**Your task:**
Determine how many lines of the entries contain "ncurrent". Reply with that number alone.

**Dataset extract:**
+++++

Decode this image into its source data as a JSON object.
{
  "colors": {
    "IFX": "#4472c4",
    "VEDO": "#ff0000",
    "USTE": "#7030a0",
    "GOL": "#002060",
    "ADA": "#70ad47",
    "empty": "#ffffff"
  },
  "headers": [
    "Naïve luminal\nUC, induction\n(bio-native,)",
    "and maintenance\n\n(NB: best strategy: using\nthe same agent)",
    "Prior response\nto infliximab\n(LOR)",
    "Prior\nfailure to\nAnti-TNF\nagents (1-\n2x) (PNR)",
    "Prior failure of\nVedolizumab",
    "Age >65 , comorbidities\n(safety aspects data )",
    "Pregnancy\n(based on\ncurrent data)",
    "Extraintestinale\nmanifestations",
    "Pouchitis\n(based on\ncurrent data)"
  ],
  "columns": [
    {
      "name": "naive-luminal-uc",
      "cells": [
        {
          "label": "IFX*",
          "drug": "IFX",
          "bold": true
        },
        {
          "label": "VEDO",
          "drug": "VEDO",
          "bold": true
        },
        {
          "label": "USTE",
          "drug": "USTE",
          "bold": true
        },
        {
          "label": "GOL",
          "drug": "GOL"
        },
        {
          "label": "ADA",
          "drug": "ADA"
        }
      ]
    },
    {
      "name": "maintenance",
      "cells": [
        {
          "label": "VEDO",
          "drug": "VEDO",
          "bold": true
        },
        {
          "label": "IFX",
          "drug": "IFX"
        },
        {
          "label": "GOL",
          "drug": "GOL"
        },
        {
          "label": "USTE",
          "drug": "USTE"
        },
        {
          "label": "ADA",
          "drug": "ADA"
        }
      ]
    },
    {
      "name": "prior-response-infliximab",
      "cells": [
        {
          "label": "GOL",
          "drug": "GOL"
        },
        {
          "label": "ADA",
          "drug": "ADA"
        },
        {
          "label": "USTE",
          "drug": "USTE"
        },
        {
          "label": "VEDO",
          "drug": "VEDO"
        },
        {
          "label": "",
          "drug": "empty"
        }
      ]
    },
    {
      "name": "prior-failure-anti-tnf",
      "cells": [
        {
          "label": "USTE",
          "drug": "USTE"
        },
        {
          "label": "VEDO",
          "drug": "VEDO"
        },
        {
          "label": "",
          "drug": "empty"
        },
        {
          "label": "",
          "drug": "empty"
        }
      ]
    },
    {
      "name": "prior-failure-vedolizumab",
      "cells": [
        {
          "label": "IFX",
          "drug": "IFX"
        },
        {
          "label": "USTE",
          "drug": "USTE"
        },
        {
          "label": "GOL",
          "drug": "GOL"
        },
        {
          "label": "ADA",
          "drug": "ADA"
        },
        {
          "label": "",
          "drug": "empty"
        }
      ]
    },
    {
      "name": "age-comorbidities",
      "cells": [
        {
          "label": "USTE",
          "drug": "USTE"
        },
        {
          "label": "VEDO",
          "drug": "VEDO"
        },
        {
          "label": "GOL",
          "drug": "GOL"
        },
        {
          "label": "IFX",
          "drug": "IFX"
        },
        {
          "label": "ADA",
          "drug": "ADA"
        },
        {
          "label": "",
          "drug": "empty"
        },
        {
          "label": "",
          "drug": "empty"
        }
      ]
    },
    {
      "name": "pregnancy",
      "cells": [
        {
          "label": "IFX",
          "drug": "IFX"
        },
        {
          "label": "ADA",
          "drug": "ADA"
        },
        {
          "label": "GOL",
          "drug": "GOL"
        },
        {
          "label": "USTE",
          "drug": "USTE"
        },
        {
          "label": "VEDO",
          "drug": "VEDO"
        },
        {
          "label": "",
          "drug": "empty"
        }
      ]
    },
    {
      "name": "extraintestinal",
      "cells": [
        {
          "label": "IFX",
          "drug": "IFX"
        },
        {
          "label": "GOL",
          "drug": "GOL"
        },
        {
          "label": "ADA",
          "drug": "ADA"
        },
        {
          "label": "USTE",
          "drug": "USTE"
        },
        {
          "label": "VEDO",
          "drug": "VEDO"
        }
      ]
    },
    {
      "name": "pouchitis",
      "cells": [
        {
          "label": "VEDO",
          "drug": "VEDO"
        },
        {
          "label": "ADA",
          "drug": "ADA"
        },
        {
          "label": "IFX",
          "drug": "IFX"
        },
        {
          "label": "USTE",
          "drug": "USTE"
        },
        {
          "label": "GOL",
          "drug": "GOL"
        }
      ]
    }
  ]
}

+++++

**Exercise solution:**
2